***** SOURCE RECORDS

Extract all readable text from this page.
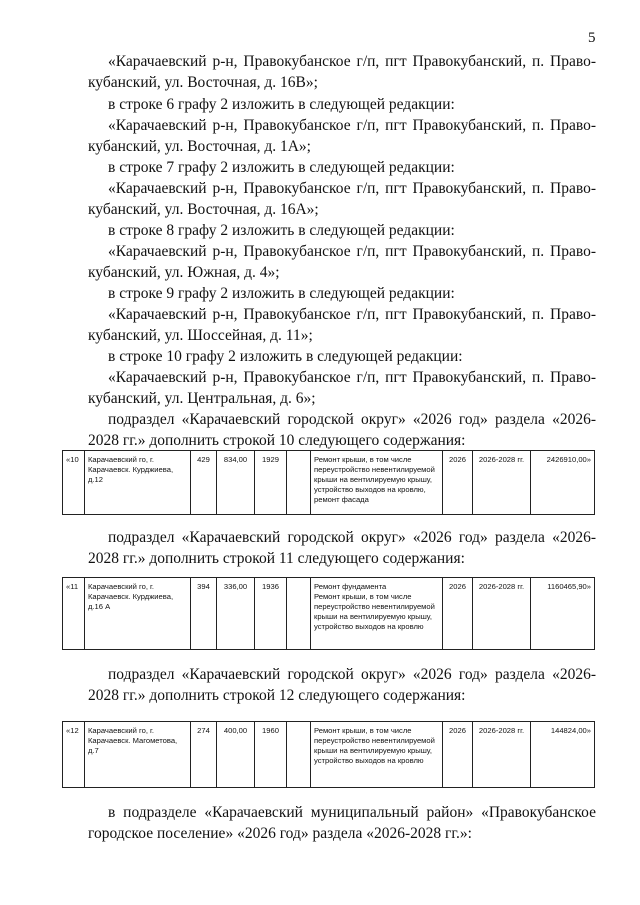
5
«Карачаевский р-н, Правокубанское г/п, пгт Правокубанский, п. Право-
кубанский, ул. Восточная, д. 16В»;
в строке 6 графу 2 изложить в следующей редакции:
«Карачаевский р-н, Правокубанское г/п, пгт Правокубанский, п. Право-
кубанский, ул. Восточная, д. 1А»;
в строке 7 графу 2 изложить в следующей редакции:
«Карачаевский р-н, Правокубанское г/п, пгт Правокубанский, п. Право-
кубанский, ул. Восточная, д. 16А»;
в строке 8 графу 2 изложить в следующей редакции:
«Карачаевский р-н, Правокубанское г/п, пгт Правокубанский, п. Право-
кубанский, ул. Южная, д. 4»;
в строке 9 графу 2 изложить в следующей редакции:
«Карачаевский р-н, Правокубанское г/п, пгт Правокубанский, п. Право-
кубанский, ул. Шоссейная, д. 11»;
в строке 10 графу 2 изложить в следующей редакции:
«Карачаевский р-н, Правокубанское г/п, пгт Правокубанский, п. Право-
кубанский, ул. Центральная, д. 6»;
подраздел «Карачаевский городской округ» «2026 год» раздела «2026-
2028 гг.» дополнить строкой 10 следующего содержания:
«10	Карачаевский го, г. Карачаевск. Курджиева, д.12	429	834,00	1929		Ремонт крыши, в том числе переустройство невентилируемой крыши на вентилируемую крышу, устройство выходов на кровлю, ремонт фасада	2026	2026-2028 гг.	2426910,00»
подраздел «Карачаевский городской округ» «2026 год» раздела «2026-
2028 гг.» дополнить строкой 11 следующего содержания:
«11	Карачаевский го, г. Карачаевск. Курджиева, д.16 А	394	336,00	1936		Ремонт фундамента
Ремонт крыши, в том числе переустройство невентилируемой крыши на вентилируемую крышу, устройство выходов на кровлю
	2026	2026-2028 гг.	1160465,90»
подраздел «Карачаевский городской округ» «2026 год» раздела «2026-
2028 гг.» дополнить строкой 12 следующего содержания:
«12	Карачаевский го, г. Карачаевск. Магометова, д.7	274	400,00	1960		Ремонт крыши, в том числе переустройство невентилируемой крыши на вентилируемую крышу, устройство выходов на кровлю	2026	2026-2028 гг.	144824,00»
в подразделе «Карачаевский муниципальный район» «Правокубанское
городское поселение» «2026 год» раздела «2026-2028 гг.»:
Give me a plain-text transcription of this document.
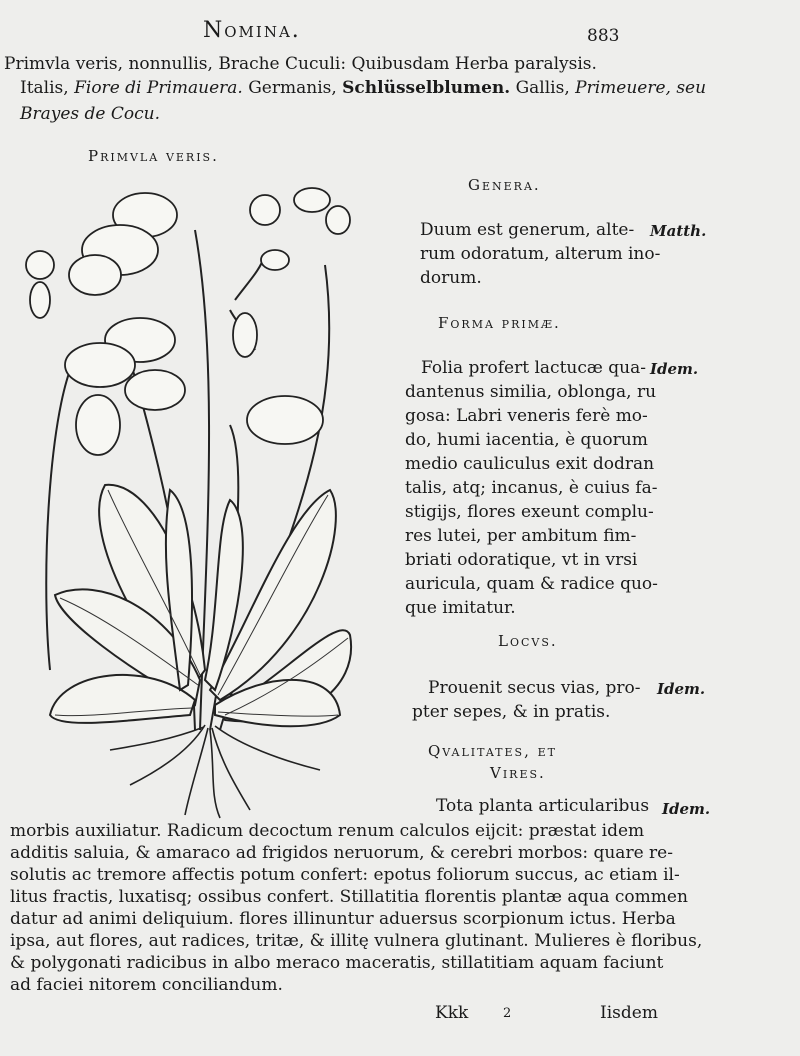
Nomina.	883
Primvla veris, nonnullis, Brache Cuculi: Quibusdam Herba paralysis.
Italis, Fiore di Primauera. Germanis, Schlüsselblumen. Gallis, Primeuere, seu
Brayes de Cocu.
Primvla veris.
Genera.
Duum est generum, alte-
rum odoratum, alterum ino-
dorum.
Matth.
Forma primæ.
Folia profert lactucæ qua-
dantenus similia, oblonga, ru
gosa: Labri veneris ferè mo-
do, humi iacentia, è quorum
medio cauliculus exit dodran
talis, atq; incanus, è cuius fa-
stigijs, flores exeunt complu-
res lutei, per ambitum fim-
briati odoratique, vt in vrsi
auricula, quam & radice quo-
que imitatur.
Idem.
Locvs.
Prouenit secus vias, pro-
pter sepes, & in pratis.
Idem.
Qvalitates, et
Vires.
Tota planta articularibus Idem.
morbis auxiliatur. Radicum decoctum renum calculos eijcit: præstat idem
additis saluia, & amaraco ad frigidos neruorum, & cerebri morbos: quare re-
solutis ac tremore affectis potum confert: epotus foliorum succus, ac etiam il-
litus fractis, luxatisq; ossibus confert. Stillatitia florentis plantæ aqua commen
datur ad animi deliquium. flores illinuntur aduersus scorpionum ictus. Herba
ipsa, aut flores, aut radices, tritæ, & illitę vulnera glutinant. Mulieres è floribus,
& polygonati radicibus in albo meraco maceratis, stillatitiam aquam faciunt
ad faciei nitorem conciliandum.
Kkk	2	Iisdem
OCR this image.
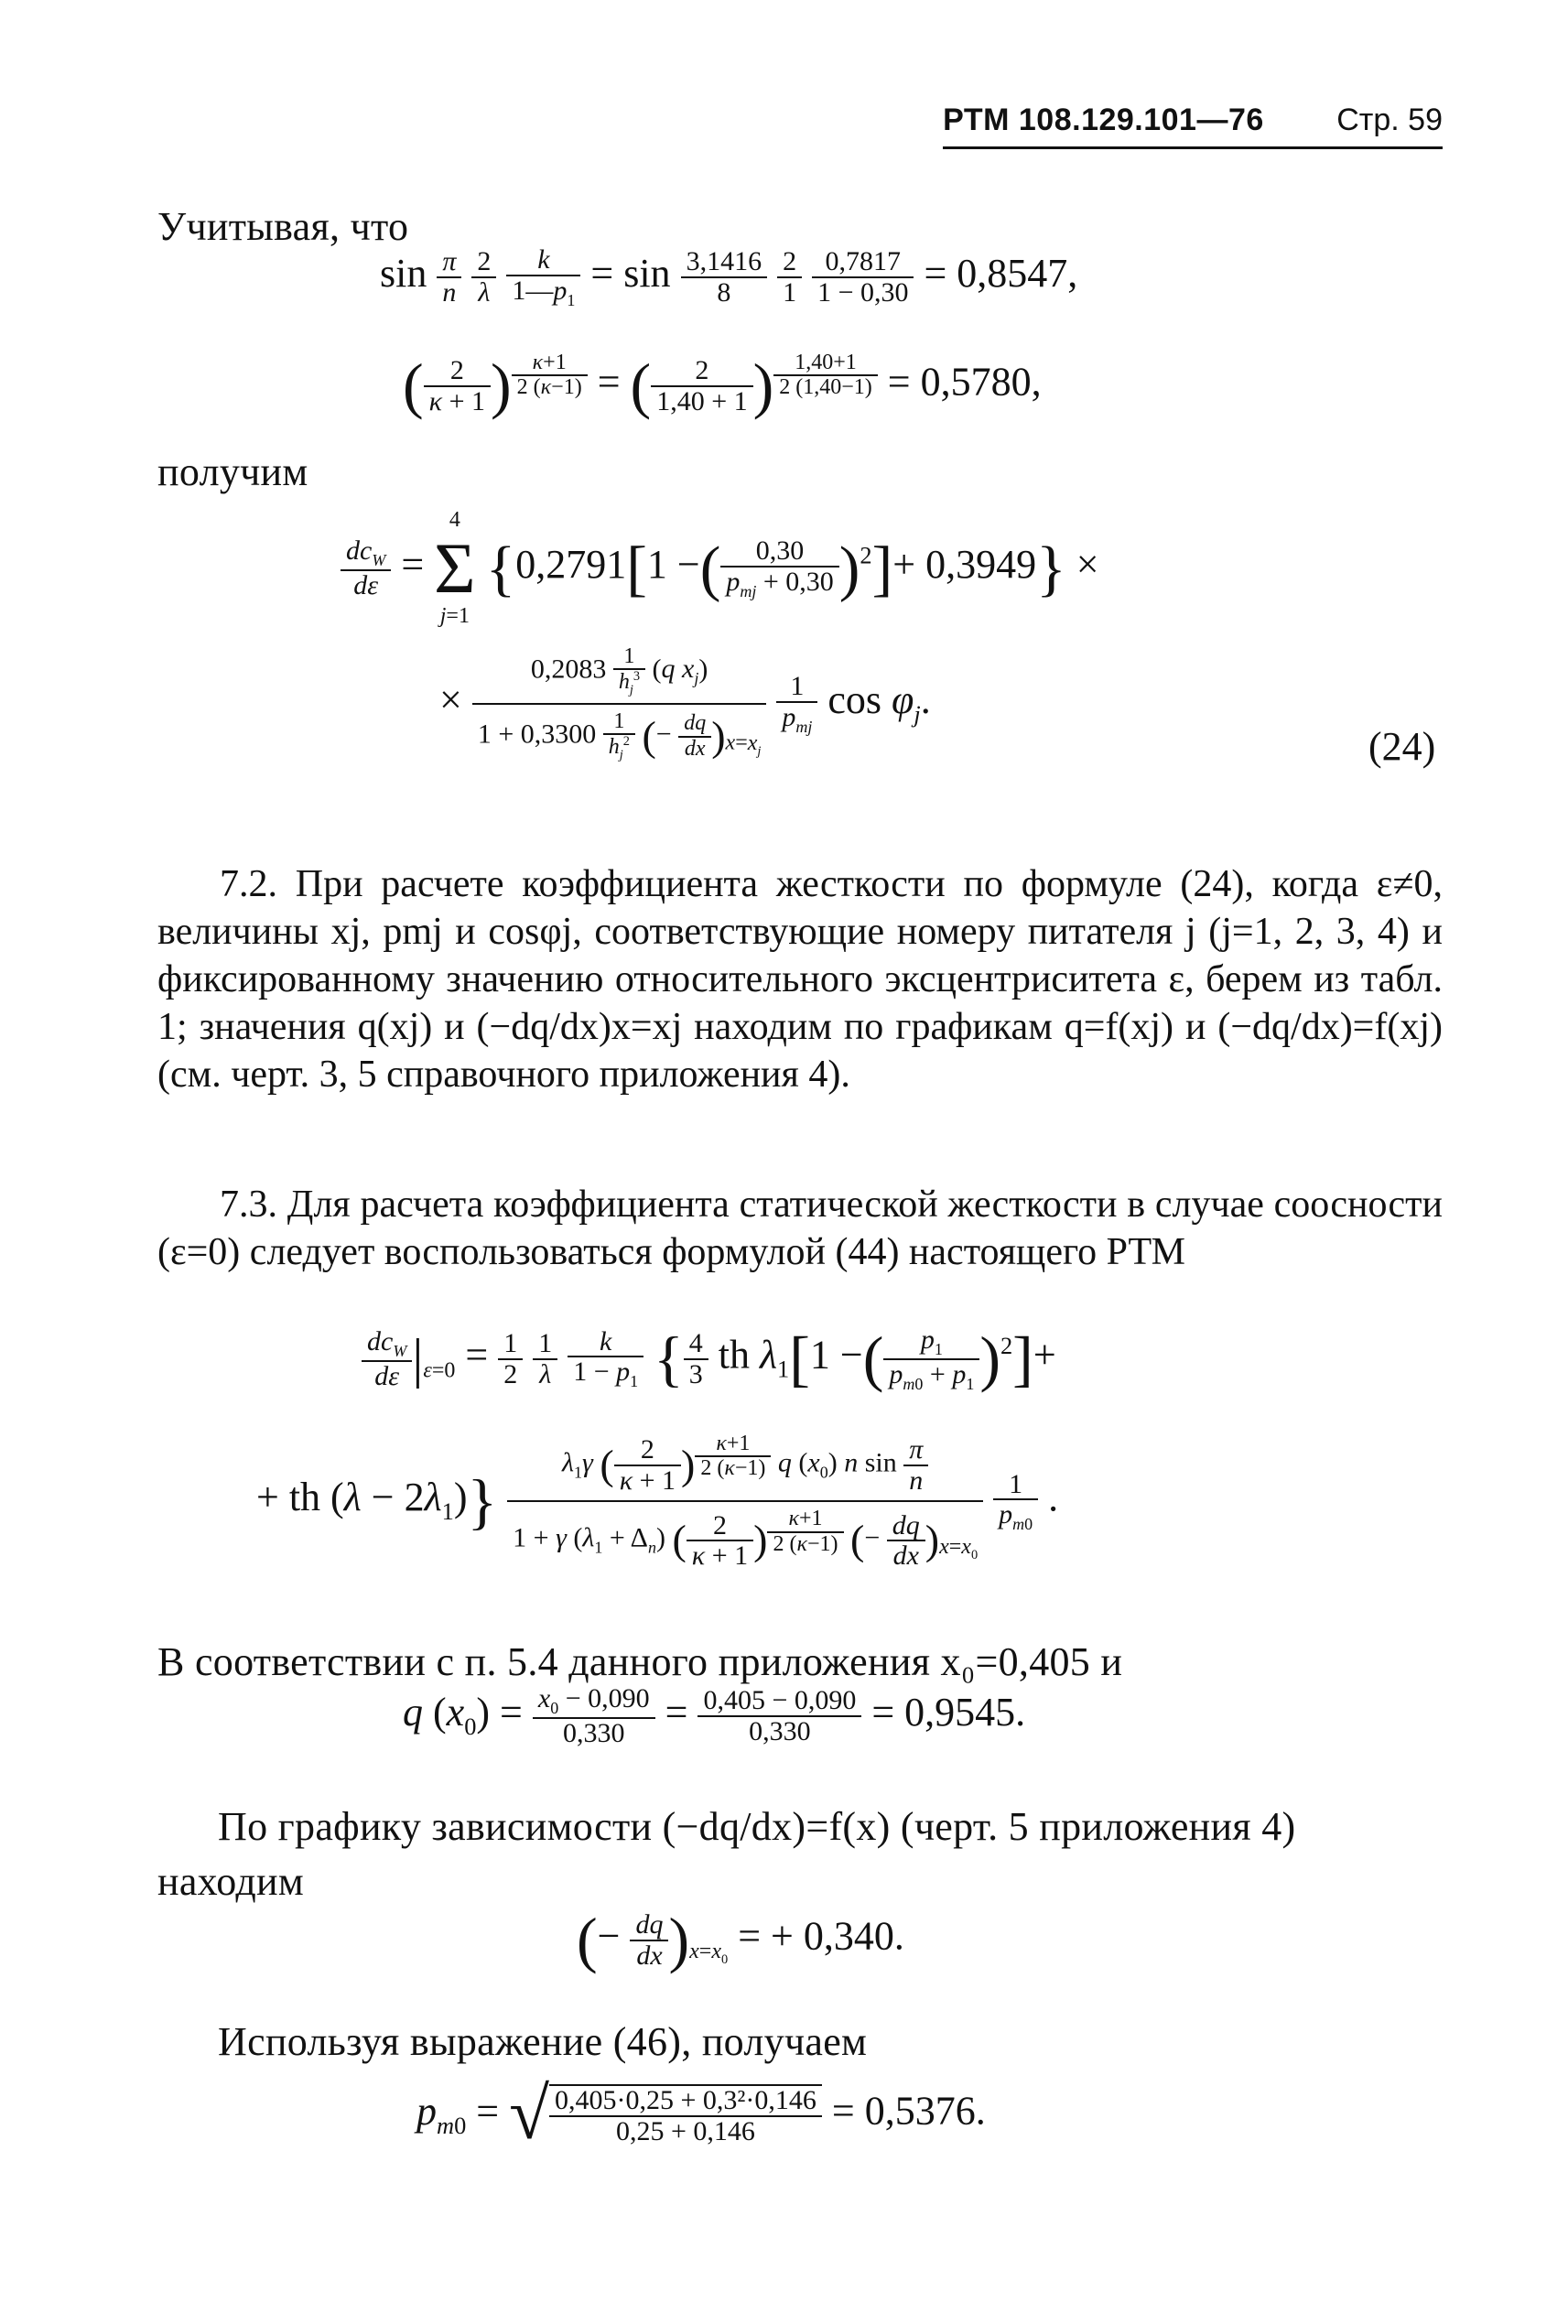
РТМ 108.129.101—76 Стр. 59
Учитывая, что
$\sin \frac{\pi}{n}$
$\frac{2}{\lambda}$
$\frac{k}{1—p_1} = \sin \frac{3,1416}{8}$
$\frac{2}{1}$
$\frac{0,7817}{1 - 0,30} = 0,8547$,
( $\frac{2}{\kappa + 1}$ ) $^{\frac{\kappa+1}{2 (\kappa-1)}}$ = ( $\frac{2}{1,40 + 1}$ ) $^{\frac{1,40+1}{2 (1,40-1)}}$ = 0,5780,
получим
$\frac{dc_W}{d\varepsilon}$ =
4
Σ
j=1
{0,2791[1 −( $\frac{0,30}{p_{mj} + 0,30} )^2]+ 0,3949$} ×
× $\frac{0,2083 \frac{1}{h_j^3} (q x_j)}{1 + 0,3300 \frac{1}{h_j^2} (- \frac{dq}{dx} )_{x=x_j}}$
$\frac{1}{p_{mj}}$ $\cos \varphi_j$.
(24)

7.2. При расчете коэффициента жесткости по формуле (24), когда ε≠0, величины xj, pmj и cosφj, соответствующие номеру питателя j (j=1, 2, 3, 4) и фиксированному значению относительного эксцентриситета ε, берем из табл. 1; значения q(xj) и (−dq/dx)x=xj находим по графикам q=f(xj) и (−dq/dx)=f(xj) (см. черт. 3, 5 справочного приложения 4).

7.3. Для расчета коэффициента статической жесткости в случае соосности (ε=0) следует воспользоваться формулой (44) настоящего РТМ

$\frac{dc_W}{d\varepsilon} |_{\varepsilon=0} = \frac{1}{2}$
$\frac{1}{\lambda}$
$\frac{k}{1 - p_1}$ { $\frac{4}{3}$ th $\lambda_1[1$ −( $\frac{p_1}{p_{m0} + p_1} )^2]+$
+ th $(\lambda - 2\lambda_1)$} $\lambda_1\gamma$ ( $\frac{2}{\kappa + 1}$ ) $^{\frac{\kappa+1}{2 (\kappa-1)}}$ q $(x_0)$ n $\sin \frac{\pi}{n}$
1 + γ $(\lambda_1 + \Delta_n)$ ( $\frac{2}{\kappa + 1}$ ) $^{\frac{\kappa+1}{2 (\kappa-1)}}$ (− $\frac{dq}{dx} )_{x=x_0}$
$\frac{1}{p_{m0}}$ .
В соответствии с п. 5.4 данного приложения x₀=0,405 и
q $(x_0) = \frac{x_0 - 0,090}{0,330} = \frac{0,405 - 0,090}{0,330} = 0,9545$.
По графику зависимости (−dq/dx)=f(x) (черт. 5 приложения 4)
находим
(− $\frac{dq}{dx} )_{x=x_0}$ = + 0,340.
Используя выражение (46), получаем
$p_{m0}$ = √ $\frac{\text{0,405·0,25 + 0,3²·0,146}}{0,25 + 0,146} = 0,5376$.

**********

* _TASK DIRECTIONS_:
Transcribe each line above verbatim, with the pictures left out.

* _EXERCISE OUTPUT_:
Extract all readable text from this page.
5
«Карачаевский р-н, Правокубанское г/п, пгт Правокубанский, п. Право-
кубанский, ул. Восточная, д. 16В»;
в строке 6 графу 2 изложить в следующей редакции:
«Карачаевский р-н, Правокубанское г/п, пгт Правокубанский, п. Право-
кубанский, ул. Восточная, д. 1А»;
в строке 7 графу 2 изложить в следующей редакции:
«Карачаевский р-н, Правокубанское г/п, пгт Правокубанский, п. Право-
кубанский, ул. Восточная, д. 16А»;
в строке 8 графу 2 изложить в следующей редакции:
«Карачаевский р-н, Правокубанское г/п, пгт Правокубанский, п. Право-
кубанский, ул. Южная, д. 4»;
в строке 9 графу 2 изложить в следующей редакции:
«Карачаевский р-н, Правокубанское г/п, пгт Правокубанский, п. Право-
кубанский, ул. Шоссейная, д. 11»;
в строке 10 графу 2 изложить в следующей редакции:
«Карачаевский р-н, Правокубанское г/п, пгт Правокубанский, п. Право-
кубанский, ул. Центральная, д. 6»;
подраздел «Карачаевский городской округ» «2026 год» раздела «2026-
2028 гг.» дополнить строкой 10 следующего содержания:
«10	Карачаевский го, г. Карачаевск. Курджиева, д.12	429	834,00	1929		Ремонт крыши, в том числе переустройство невентилируемой крыши на вентилируемую крышу, устройство выходов на кровлю, ремонт фасада	2026	2026-2028 гг.	2426910,00»
подраздел «Карачаевский городской округ» «2026 год» раздела «2026-
2028 гг.» дополнить строкой 11 следующего содержания:
«11	Карачаевский го, г. Карачаевск. Курджиева, д.16 А	394	336,00	1936		Ремонт фундамента
Ремонт крыши, в том числе переустройство невентилируемой крыши на вентилируемую крышу, устройство выходов на кровлю
	2026	2026-2028 гг.	1160465,90»
подраздел «Карачаевский городской округ» «2026 год» раздела «2026-
2028 гг.» дополнить строкой 12 следующего содержания:
«12	Карачаевский го, г. Карачаевск. Магометова, д.7	274	400,00	1960		Ремонт крыши, в том числе переустройство невентилируемой крыши на вентилируемую крышу, устройство выходов на кровлю	2026	2026-2028 гг.	144824,00»
в подразделе «Карачаевский муниципальный район» «Правокубанское
городское поселение» «2026 год» раздела «2026-2028 гг.»:
Give me a plain-text transcription of this document.
Nomina.	883
Primvla veris, nonnullis, Brache Cuculi: Quibusdam Herba paralysis.
Italis, Fiore di Primauera. Germanis, Schlüsselblumen. Gallis, Primeuere, seu
Brayes de Cocu.
Primvla veris.
Genera.
Duum est generum, alte-
rum odoratum, alterum ino-
dorum.
Matth.
Forma primæ.
Folia profert lactucæ qua-
dantenus similia, oblonga, ru
gosa: Labri veneris ferè mo-
do, humi iacentia, è quorum
medio cauliculus exit dodran
talis, atq; incanus, è cuius fa-
stigijs, flores exeunt complu-
res lutei, per ambitum fim-
briati odoratique, vt in vrsi
auricula, quam & radice quo-
que imitatur.
Idem.
Locvs.
Prouenit secus vias, pro-
pter sepes, & in pratis.
Idem.
Qvalitates, et
Vires.
Tota planta articularibus Idem.
morbis auxiliatur. Radicum decoctum renum calculos eijcit: præstat idem
additis saluia, & amaraco ad frigidos neruorum, & cerebri morbos: quare re-
solutis ac tremore affectis potum confert: epotus foliorum succus, ac etiam il-
litus fractis, luxatisq; ossibus confert. Stillatitia florentis plantæ aqua commen
datur ad animi deliquium. flores illinuntur aduersus scorpionum ictus. Herba
ipsa, aut flores, aut radices, tritæ, & illitę vulnera glutinant. Mulieres è floribus,
& polygonati radicibus in albo meraco maceratis, stillatitiam aquam faciunt
ad faciei nitorem conciliandum.
Kkk	2	Iisdem
OCR this image.
РТМ 108.129.101—76 Стр. 59
Учитывая, что
$\sin \frac{\pi}{n}$
$\frac{2}{\lambda}$
$\frac{k}{1—p_1} = \sin \frac{3,1416}{8}$
$\frac{2}{1}$
$\frac{0,7817}{1 - 0,30} = 0,8547$,
( $\frac{2}{\kappa + 1}$ ) $^{\frac{\kappa+1}{2 (\kappa-1)}}$ = ( $\frac{2}{1,40 + 1}$ ) $^{\frac{1,40+1}{2 (1,40-1)}}$ = 0,5780,
получим
$\frac{dc_W}{d\varepsilon}$ =
4
Σ
j=1
{0,2791[1 −( $\frac{0,30}{p_{mj} + 0,30} )^2]+ 0,3949$} ×
× $\frac{0,2083 \frac{1}{h_j^3} (q x_j)}{1 + 0,3300 \frac{1}{h_j^2} (- \frac{dq}{dx} )_{x=x_j}}$
$\frac{1}{p_{mj}}$ $\cos \varphi_j$.
(24)

7.2. При расчете коэффициента жесткости по формуле (24), когда ε≠0, величины xj, pmj и cosφj, соответствующие номеру питателя j (j=1, 2, 3, 4) и фиксированному значению относительного эксцентриситета ε, берем из табл. 1; значения q(xj) и (−dq/dx)x=xj находим по графикам q=f(xj) и (−dq/dx)=f(xj) (см. черт. 3, 5 справочного приложения 4).

7.3. Для расчета коэффициента статической жесткости в случае соосности (ε=0) следует воспользоваться формулой (44) настоящего РТМ

$\frac{dc_W}{d\varepsilon} |_{\varepsilon=0} = \frac{1}{2}$
$\frac{1}{\lambda}$
$\frac{k}{1 - p_1}$ { $\frac{4}{3}$ th $\lambda_1[1$ −( $\frac{p_1}{p_{m0} + p_1} )^2]+$
+ th $(\lambda - 2\lambda_1)$} $\lambda_1\gamma$ ( $\frac{2}{\kappa + 1}$ ) $^{\frac{\kappa+1}{2 (\kappa-1)}}$ q $(x_0)$ n $\sin \frac{\pi}{n}$
1 + γ $(\lambda_1 + \Delta_n)$ ( $\frac{2}{\kappa + 1}$ ) $^{\frac{\kappa+1}{2 (\kappa-1)}}$ (− $\frac{dq}{dx} )_{x=x_0}$
$\frac{1}{p_{m0}}$ .
В соответствии с п. 5.4 данного приложения x₀=0,405 и
q $(x_0) = \frac{x_0 - 0,090}{0,330} = \frac{0,405 - 0,090}{0,330} = 0,9545$.
По графику зависимости (−dq/dx)=f(x) (черт. 5 приложения 4)
находим
(− $\frac{dq}{dx} )_{x=x_0}$ = + 0,340.
Используя выражение (46), получаем
$p_{m0}$ = √ $\frac{\text{0,405·0,25 + 0,3²·0,146}}{0,25 + 0,146} = 0,5376$.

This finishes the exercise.